+++ Data for this task +++

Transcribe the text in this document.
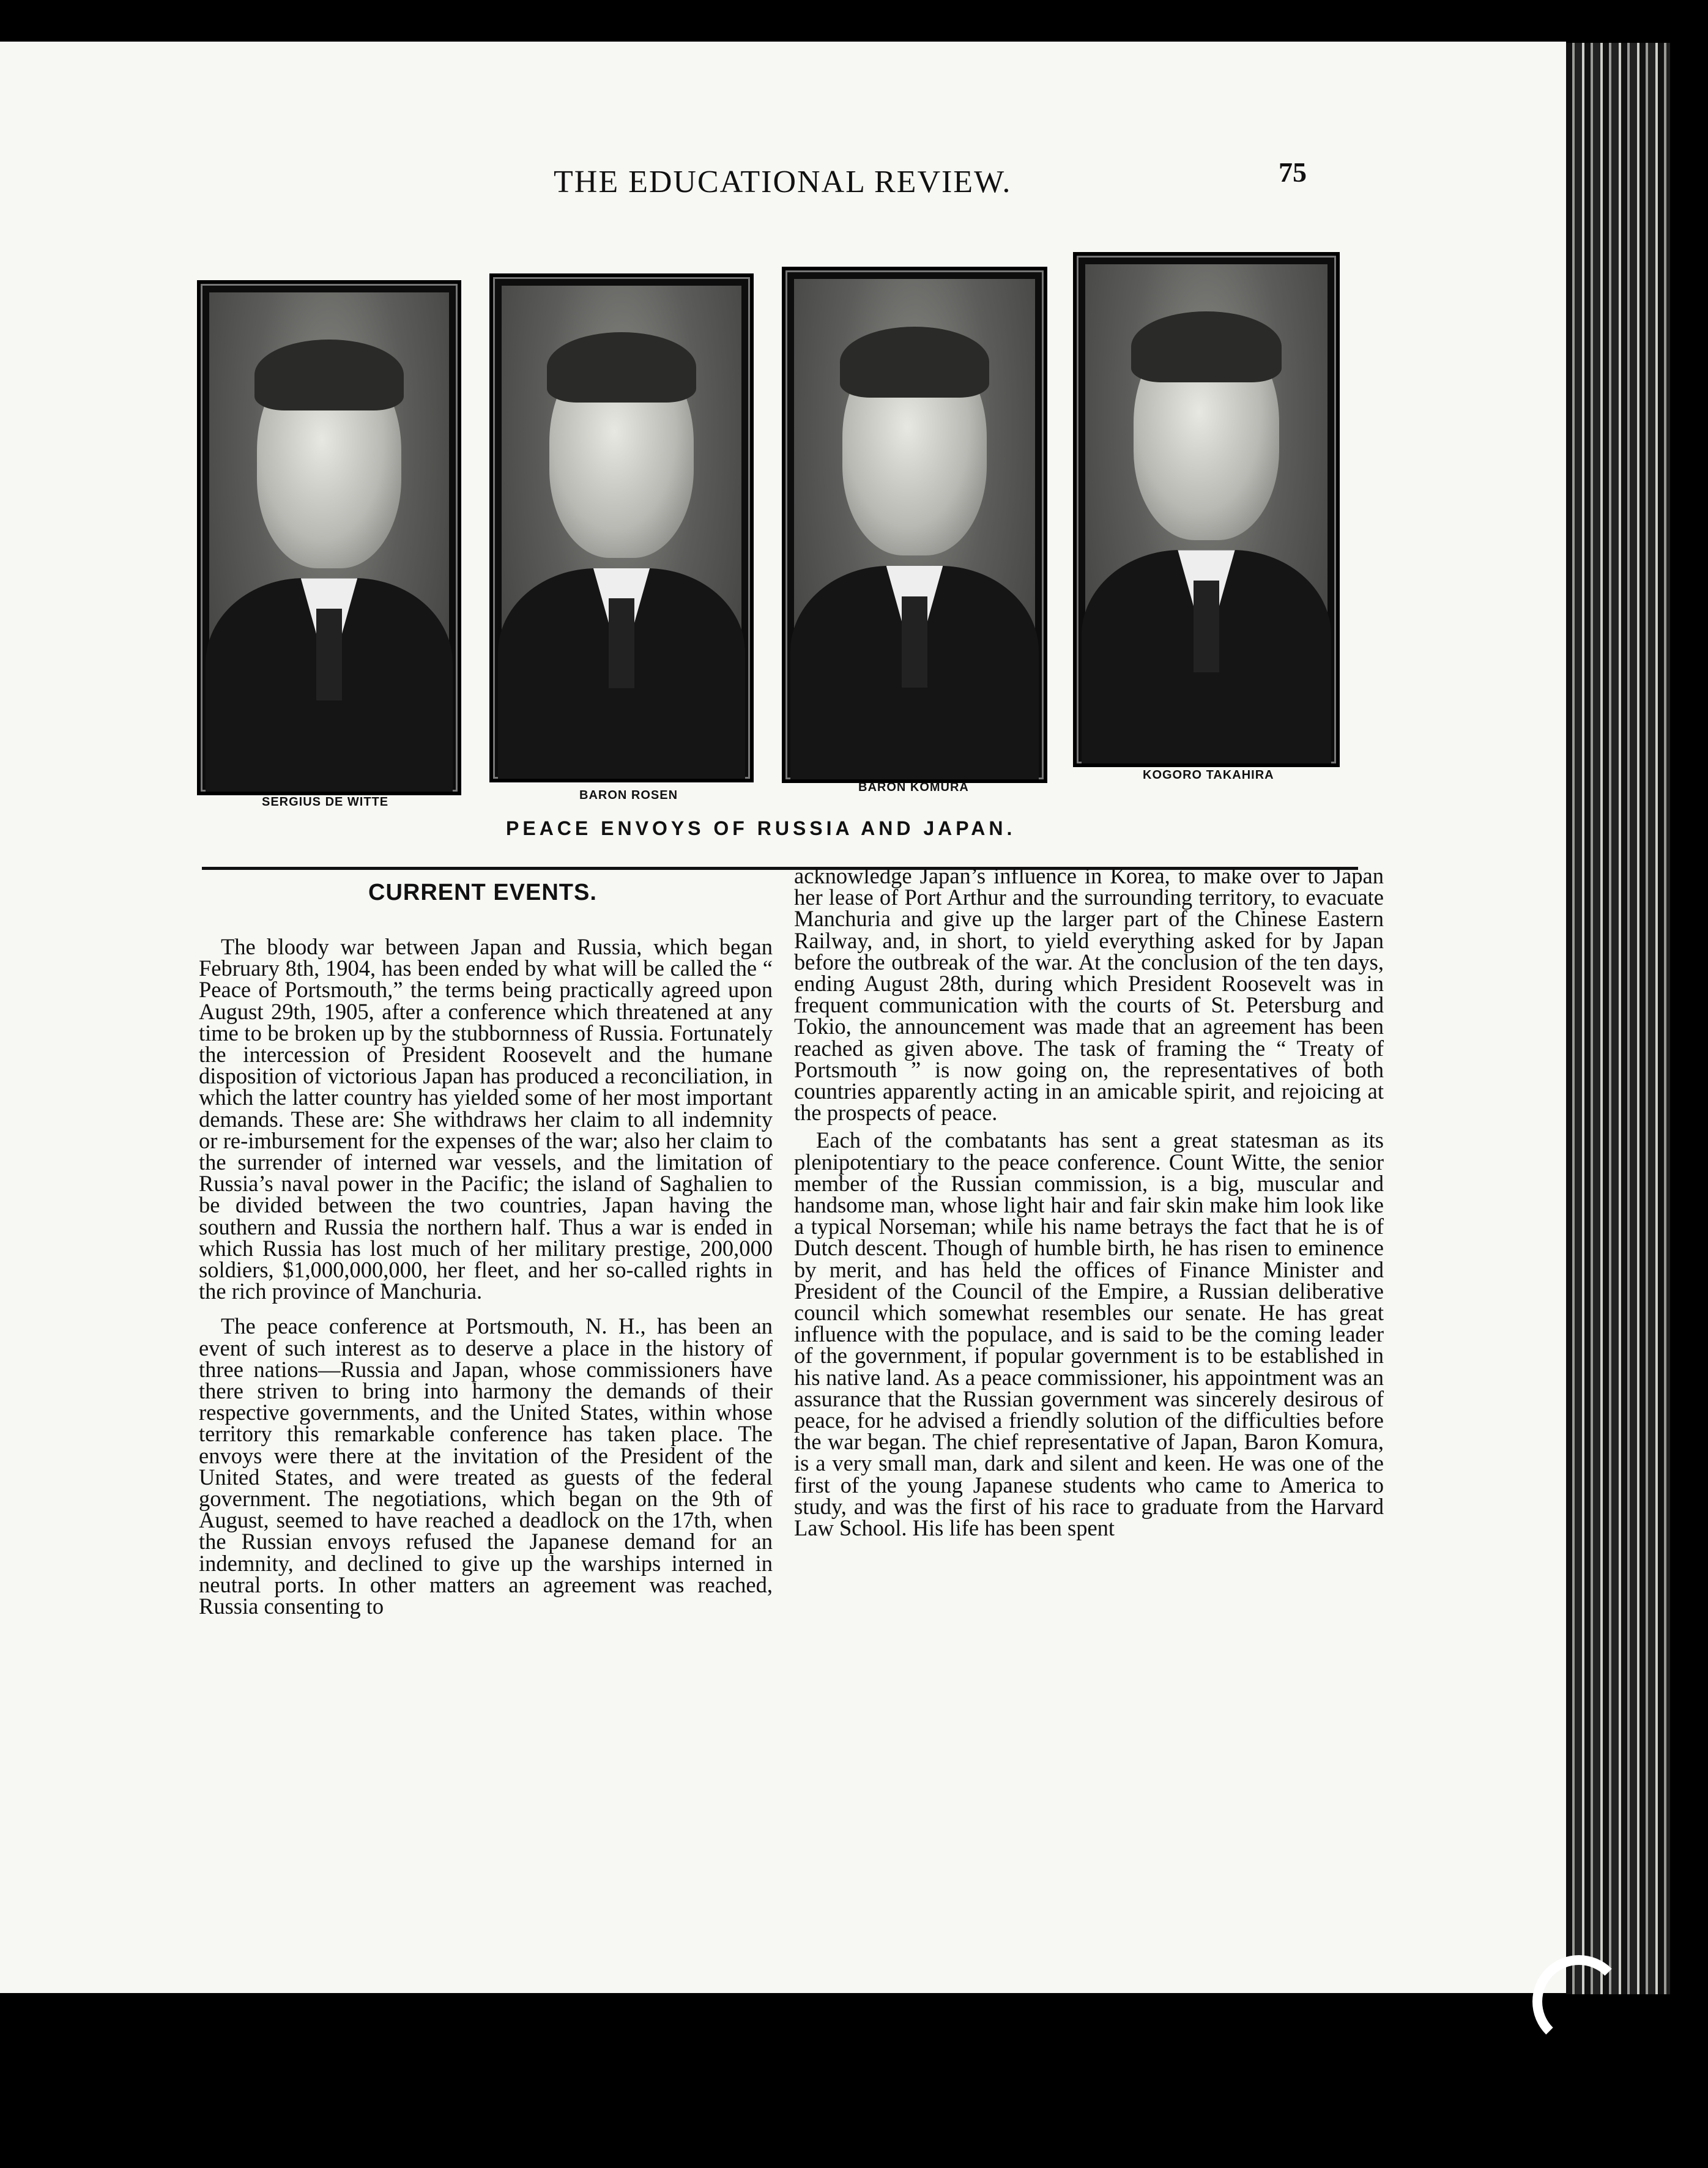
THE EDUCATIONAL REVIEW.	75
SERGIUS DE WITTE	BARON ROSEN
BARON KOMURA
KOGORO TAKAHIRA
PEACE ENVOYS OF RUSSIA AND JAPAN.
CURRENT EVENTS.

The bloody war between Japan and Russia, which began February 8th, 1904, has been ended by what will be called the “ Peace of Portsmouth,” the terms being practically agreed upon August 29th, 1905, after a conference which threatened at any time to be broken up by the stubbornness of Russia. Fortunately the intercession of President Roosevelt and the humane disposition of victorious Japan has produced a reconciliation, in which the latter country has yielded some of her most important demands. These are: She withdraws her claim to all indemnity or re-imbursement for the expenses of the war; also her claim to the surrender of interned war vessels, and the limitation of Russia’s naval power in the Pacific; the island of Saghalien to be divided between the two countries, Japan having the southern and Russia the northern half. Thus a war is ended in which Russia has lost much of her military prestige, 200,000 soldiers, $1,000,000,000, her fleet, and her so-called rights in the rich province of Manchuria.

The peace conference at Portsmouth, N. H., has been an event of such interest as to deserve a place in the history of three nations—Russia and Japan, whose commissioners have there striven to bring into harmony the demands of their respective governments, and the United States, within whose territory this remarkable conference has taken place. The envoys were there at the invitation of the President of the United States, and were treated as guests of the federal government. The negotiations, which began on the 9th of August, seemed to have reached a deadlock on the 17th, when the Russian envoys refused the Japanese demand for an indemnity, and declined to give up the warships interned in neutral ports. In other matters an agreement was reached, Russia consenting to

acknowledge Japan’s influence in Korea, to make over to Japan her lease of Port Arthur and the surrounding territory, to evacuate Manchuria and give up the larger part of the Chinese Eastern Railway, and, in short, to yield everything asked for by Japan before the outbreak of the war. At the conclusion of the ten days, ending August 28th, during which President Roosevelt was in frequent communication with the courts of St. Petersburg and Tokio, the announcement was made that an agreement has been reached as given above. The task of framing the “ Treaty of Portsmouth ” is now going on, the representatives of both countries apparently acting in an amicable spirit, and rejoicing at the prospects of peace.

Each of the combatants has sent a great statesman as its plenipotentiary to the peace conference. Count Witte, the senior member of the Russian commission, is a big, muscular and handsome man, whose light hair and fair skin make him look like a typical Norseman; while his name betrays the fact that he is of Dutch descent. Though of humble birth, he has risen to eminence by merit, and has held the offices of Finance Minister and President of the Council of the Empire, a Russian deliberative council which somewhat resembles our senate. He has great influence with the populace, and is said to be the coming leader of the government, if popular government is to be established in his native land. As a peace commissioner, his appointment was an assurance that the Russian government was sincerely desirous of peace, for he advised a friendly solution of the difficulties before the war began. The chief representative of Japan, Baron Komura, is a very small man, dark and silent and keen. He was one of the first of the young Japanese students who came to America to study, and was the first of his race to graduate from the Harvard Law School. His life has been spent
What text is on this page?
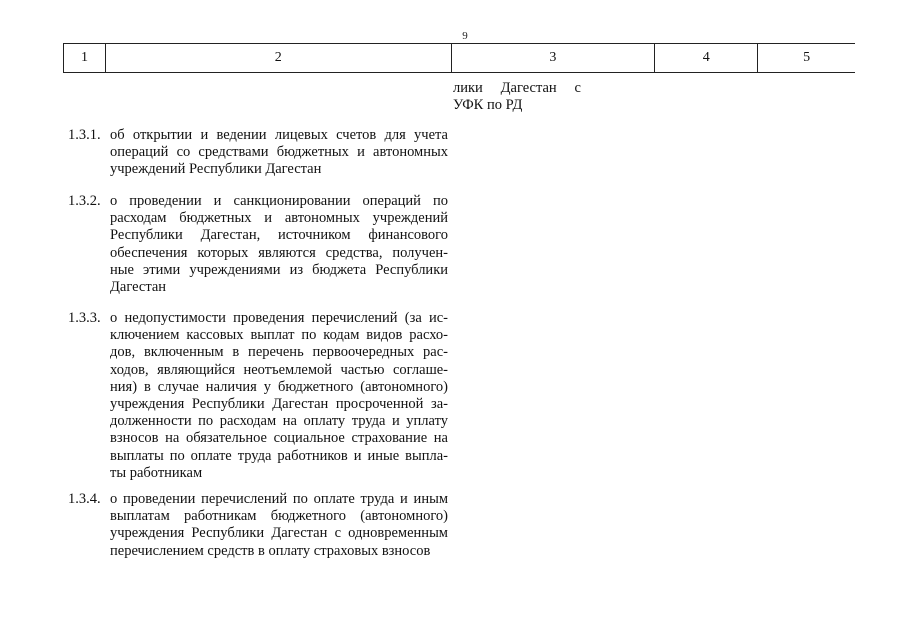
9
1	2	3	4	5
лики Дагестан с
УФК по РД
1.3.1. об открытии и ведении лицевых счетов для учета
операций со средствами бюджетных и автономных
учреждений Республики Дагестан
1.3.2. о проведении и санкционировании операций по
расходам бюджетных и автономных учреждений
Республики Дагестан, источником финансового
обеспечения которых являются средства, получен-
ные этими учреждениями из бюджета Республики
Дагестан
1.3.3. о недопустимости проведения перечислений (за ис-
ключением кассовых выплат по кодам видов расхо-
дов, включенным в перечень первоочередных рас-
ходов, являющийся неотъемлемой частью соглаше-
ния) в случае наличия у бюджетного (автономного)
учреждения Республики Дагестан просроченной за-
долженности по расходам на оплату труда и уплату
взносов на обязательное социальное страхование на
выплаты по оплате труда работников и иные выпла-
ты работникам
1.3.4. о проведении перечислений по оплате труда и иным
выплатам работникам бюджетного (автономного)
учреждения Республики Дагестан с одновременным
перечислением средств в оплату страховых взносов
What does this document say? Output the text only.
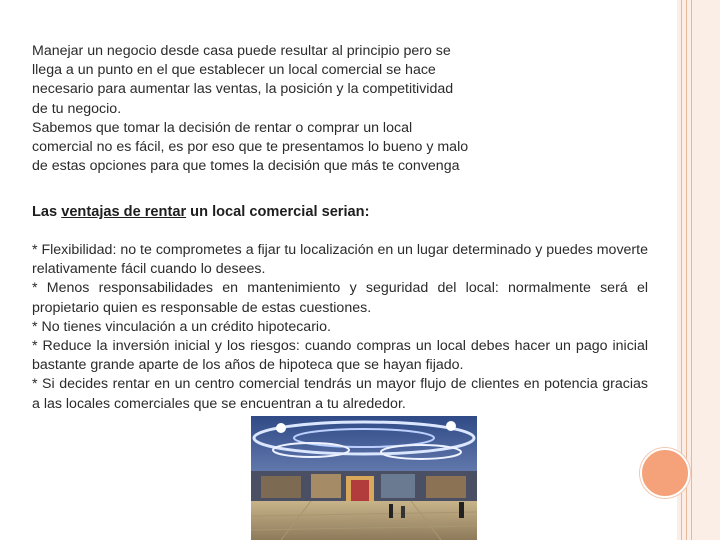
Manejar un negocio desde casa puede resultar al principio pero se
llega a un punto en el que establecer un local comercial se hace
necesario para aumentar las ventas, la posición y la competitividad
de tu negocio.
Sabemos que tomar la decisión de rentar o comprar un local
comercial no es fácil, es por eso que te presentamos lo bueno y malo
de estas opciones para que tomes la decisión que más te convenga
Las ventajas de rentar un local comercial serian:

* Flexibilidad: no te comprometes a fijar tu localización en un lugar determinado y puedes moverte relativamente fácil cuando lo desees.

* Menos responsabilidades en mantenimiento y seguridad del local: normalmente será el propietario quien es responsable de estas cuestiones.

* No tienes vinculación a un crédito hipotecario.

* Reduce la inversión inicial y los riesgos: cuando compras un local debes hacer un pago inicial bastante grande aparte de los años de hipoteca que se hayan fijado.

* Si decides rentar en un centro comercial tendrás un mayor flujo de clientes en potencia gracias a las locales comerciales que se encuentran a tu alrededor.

+++

**What to work on**
Copy down every line of the material above that includes the string "операций".

**Task answer**
операций со средствами бюджетных и автономных
1.3.2. о проведении и санкционировании операций по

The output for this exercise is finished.